# EXERCISE
From the entries below, gather every line containing the string "JSON".

# RECORDS FOR THE TASK
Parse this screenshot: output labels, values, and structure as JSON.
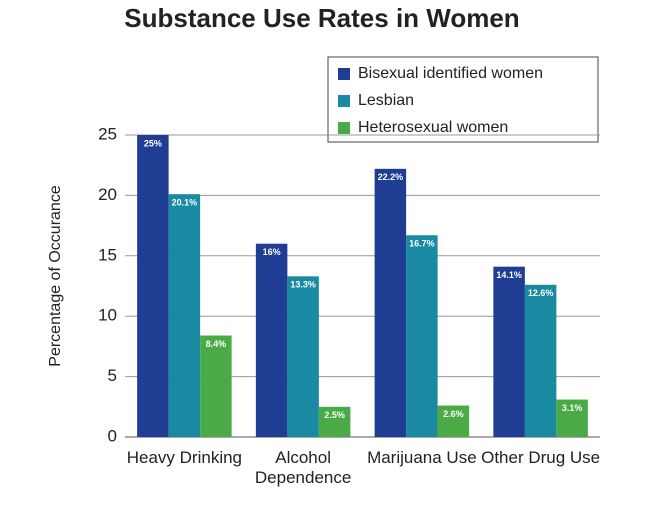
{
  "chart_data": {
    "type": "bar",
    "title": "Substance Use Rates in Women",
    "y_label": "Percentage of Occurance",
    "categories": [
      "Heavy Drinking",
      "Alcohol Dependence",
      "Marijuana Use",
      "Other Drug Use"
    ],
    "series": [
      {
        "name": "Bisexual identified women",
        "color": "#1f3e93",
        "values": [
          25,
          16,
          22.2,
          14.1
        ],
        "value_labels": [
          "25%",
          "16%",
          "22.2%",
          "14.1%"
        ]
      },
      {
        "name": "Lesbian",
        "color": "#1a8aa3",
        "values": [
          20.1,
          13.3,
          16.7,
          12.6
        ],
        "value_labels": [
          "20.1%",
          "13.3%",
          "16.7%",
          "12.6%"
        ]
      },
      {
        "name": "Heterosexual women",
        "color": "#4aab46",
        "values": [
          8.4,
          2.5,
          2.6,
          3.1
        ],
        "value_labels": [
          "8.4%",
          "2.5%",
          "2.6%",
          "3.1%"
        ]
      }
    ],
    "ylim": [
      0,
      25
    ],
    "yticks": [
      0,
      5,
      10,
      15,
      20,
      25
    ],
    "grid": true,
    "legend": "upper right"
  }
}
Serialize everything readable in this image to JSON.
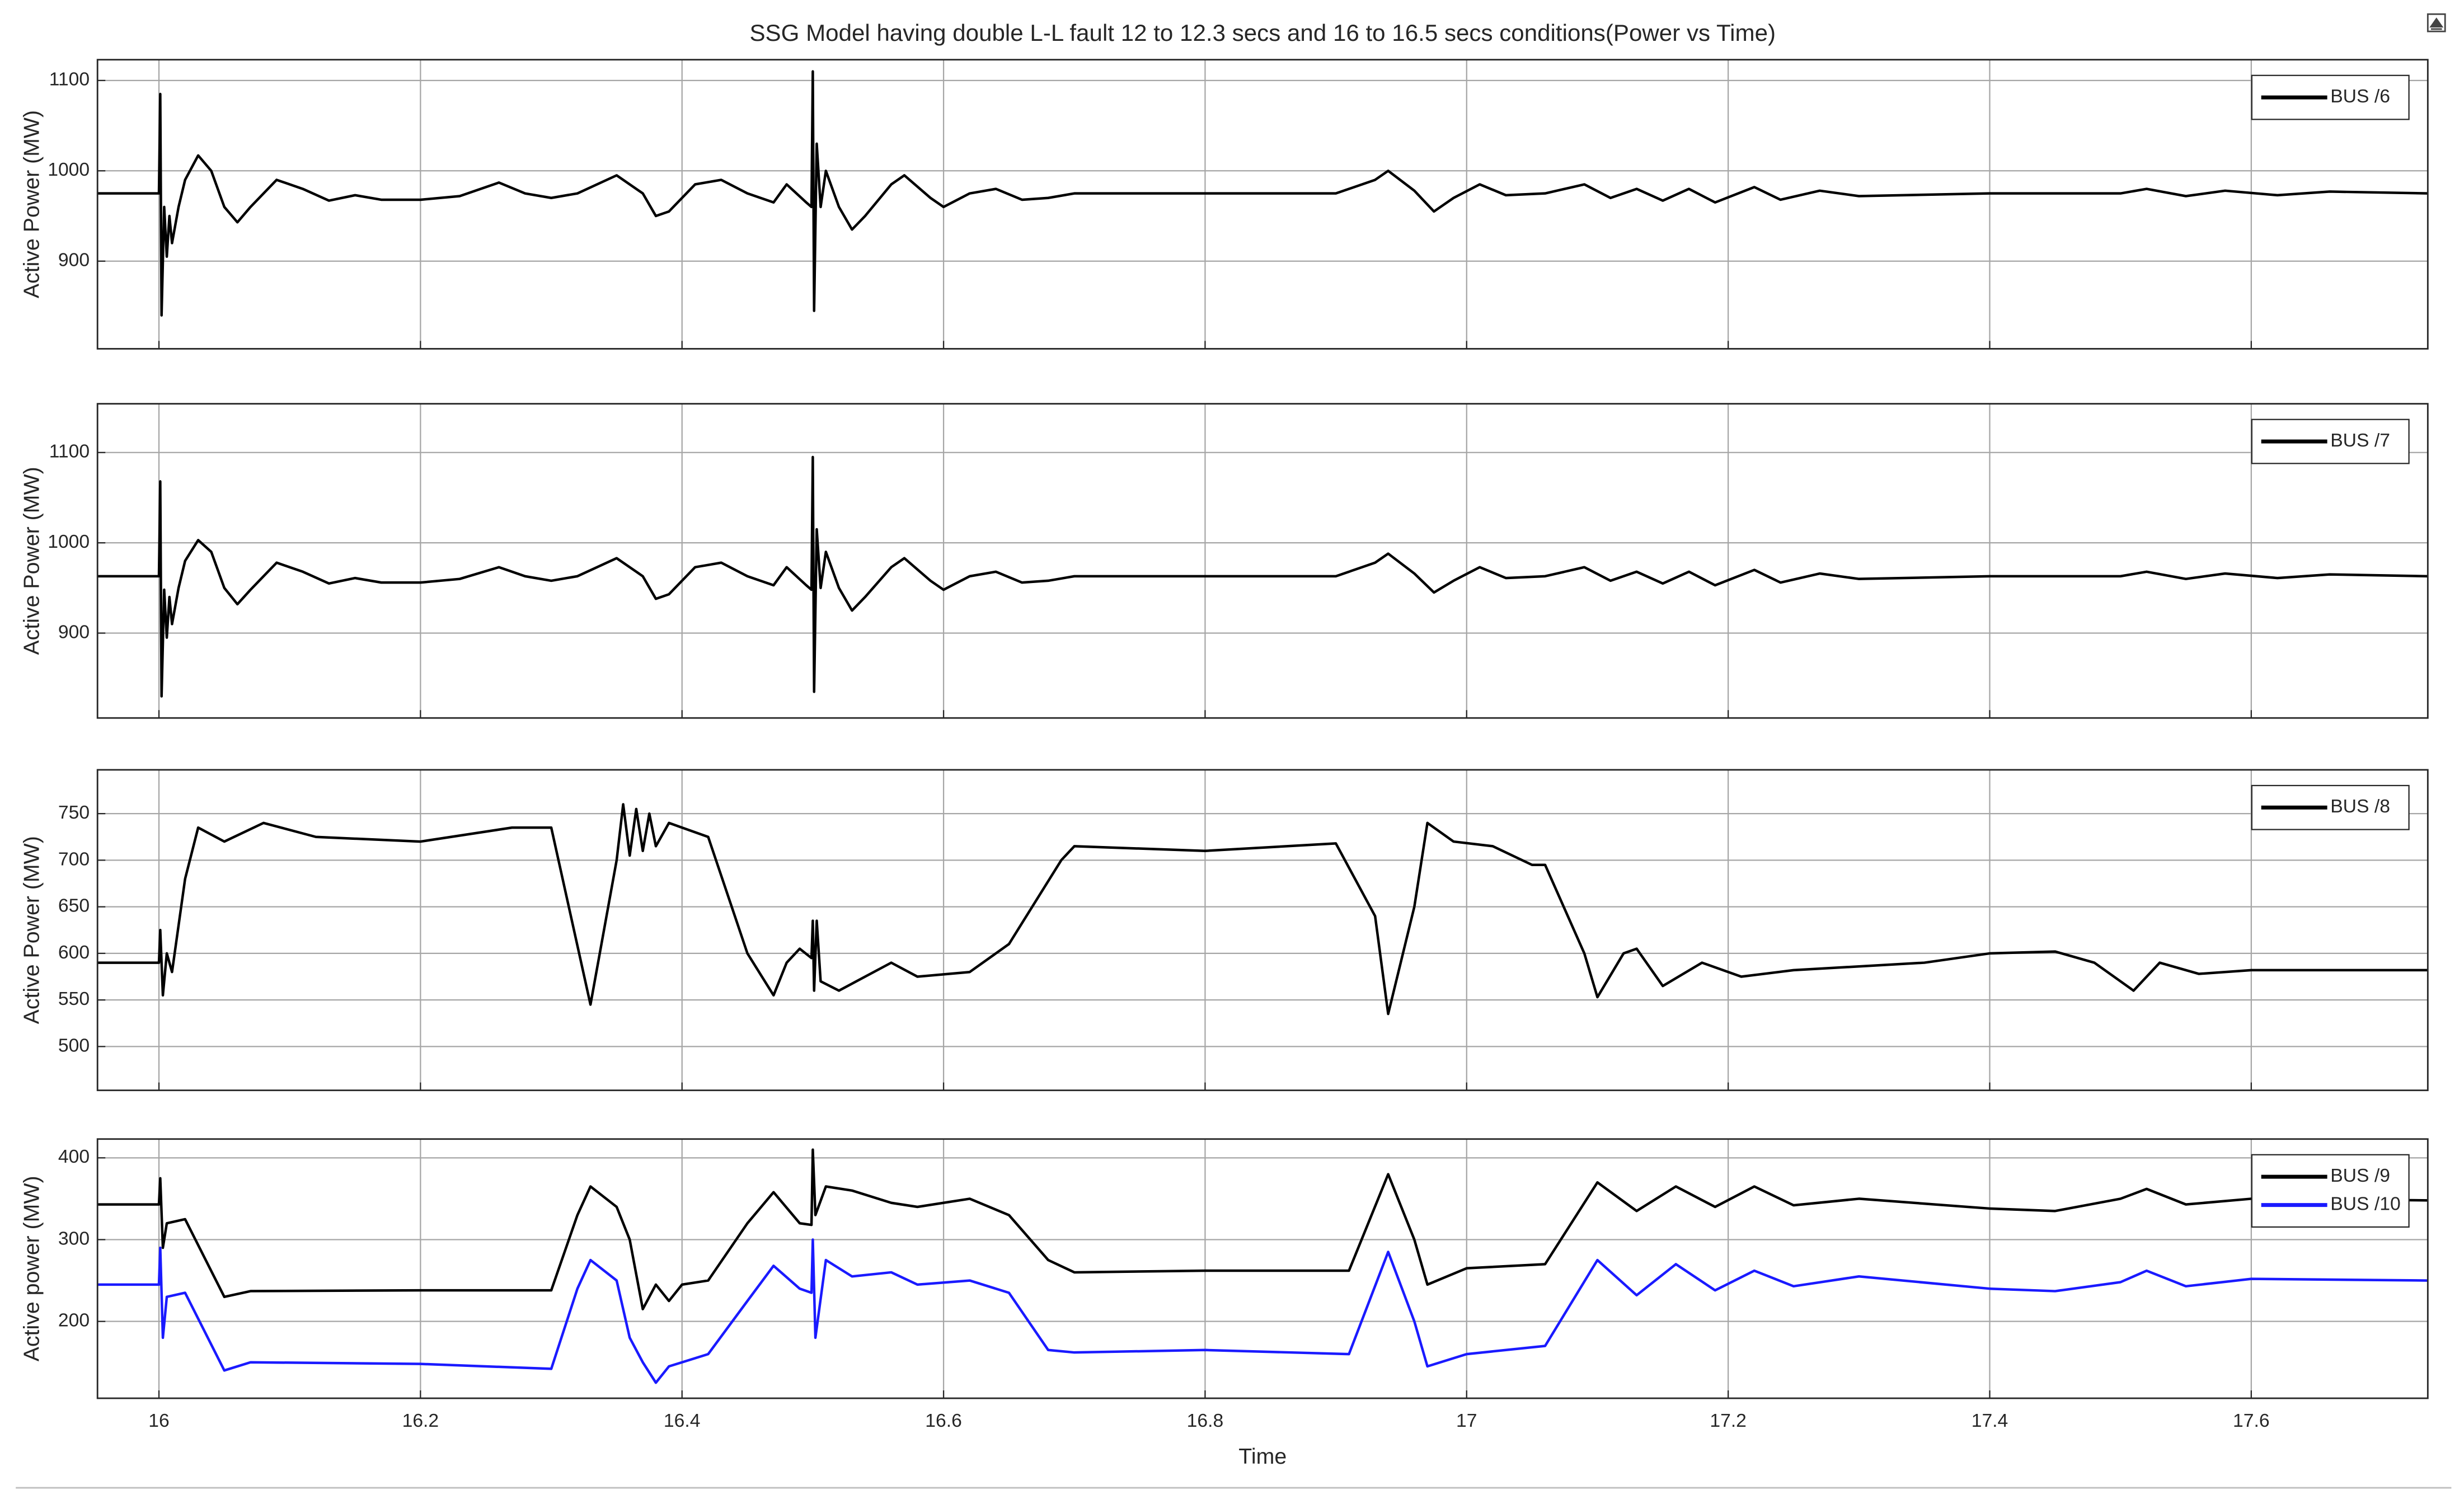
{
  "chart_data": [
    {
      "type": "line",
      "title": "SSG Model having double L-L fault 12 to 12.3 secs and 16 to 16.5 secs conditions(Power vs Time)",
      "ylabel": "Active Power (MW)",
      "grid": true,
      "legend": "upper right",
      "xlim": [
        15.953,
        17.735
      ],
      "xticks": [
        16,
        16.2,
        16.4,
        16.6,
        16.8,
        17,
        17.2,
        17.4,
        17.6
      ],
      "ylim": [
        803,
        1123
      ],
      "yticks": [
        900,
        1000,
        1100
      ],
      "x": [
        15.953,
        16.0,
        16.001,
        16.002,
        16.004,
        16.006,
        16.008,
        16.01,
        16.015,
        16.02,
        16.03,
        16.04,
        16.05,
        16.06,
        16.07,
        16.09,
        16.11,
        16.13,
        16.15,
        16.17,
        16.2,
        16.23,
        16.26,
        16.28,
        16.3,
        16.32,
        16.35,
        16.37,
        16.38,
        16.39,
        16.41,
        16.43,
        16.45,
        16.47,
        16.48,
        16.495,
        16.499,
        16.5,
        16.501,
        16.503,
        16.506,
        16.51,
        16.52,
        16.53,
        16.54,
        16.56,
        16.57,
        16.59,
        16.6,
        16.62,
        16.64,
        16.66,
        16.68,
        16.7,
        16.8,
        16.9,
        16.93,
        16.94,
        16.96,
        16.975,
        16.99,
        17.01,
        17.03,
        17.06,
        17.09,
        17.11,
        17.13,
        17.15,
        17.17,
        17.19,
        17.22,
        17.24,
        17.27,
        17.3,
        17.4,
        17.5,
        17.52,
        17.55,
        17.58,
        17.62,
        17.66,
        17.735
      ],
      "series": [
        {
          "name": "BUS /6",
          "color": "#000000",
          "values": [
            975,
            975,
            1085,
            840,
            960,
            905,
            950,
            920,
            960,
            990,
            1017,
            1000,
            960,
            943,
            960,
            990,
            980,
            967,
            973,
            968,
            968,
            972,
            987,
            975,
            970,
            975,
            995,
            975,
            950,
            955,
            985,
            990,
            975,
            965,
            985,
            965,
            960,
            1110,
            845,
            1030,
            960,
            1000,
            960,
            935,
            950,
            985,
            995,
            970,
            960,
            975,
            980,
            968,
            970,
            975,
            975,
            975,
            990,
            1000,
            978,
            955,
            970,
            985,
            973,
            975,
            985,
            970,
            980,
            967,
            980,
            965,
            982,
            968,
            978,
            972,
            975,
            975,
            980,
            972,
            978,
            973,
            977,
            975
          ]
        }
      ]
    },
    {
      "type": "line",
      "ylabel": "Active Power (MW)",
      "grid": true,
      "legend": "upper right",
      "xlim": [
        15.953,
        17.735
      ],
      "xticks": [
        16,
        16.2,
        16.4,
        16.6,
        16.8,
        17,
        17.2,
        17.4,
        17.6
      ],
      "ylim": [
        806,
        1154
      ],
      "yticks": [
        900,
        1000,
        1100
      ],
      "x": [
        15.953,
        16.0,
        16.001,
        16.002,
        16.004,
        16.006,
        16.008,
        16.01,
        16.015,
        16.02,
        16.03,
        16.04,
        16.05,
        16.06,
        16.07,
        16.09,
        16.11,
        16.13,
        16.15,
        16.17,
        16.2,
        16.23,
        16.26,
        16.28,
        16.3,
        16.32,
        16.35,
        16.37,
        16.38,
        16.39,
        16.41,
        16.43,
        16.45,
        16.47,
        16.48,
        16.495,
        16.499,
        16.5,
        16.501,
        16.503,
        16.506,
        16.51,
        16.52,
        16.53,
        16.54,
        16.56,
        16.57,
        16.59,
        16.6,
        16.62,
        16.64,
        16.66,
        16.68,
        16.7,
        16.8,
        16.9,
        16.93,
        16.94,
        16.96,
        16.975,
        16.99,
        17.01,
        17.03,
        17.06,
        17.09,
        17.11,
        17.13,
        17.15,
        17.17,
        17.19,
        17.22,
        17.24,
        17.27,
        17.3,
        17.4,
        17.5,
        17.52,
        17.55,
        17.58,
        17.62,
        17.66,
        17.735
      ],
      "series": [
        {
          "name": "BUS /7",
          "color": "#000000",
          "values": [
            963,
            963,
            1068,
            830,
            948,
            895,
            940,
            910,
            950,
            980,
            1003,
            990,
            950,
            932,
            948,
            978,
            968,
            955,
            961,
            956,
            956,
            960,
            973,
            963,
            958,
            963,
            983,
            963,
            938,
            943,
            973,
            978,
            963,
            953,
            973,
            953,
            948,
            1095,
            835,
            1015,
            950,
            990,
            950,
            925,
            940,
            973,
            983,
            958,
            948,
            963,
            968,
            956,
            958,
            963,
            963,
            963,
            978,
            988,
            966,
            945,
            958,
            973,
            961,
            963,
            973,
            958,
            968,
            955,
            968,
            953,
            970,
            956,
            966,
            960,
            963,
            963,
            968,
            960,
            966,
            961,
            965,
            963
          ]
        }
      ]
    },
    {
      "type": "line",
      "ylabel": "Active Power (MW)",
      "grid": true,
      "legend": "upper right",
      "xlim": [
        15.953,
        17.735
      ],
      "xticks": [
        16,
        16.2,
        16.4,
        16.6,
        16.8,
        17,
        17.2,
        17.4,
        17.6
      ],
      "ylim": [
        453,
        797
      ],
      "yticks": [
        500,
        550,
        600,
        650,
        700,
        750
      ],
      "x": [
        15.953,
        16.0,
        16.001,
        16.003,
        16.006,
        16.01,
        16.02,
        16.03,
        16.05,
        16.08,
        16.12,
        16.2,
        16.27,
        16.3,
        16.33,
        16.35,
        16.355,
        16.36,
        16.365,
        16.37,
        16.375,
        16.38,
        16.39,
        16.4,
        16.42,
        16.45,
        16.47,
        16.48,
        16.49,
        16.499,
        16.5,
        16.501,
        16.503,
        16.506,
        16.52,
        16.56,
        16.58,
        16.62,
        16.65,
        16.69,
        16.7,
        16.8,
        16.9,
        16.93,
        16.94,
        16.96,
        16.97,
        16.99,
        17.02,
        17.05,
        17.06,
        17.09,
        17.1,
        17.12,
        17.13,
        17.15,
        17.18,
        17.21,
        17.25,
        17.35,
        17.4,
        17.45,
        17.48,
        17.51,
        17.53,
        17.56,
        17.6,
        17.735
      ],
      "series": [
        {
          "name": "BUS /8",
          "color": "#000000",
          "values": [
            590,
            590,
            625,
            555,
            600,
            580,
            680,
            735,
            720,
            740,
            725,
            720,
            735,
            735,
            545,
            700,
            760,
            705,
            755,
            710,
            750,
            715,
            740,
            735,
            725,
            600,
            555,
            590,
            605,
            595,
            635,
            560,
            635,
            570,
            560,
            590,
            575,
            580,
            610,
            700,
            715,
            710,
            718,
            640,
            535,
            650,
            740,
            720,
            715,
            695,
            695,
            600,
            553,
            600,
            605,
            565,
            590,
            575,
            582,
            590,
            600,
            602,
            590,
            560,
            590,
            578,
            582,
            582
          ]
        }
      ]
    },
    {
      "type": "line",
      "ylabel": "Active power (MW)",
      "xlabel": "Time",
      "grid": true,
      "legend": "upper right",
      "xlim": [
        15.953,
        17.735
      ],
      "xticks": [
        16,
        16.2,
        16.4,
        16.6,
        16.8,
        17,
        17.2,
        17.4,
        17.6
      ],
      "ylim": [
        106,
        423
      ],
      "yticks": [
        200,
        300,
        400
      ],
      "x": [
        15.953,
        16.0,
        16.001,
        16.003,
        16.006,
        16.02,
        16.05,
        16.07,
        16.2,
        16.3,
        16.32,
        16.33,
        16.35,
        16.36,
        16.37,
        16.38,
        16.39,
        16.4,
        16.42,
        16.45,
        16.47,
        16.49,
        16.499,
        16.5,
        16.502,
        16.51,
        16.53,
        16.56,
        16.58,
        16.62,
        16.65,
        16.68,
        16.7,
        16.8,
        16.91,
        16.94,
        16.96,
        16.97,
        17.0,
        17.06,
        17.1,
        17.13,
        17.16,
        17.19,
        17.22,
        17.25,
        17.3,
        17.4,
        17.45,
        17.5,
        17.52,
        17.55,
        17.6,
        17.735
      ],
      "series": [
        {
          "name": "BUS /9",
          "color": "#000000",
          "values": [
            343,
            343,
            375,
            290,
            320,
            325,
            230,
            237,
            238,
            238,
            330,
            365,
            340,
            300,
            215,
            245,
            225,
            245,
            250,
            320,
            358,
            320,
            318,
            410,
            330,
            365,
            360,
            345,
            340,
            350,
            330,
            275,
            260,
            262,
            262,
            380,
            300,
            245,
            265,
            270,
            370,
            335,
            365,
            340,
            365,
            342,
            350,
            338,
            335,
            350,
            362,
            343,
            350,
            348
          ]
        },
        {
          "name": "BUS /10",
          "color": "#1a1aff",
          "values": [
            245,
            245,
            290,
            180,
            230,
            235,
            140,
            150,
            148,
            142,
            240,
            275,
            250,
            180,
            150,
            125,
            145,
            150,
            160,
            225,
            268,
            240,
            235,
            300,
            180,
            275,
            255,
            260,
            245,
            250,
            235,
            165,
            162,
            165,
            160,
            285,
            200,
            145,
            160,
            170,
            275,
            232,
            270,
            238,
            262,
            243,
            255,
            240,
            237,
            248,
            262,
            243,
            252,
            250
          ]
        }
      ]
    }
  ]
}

# ANSWER
Parse this screenshot: output labels, values, and structure as JSON.
Serialize everything readable in this image to JSON.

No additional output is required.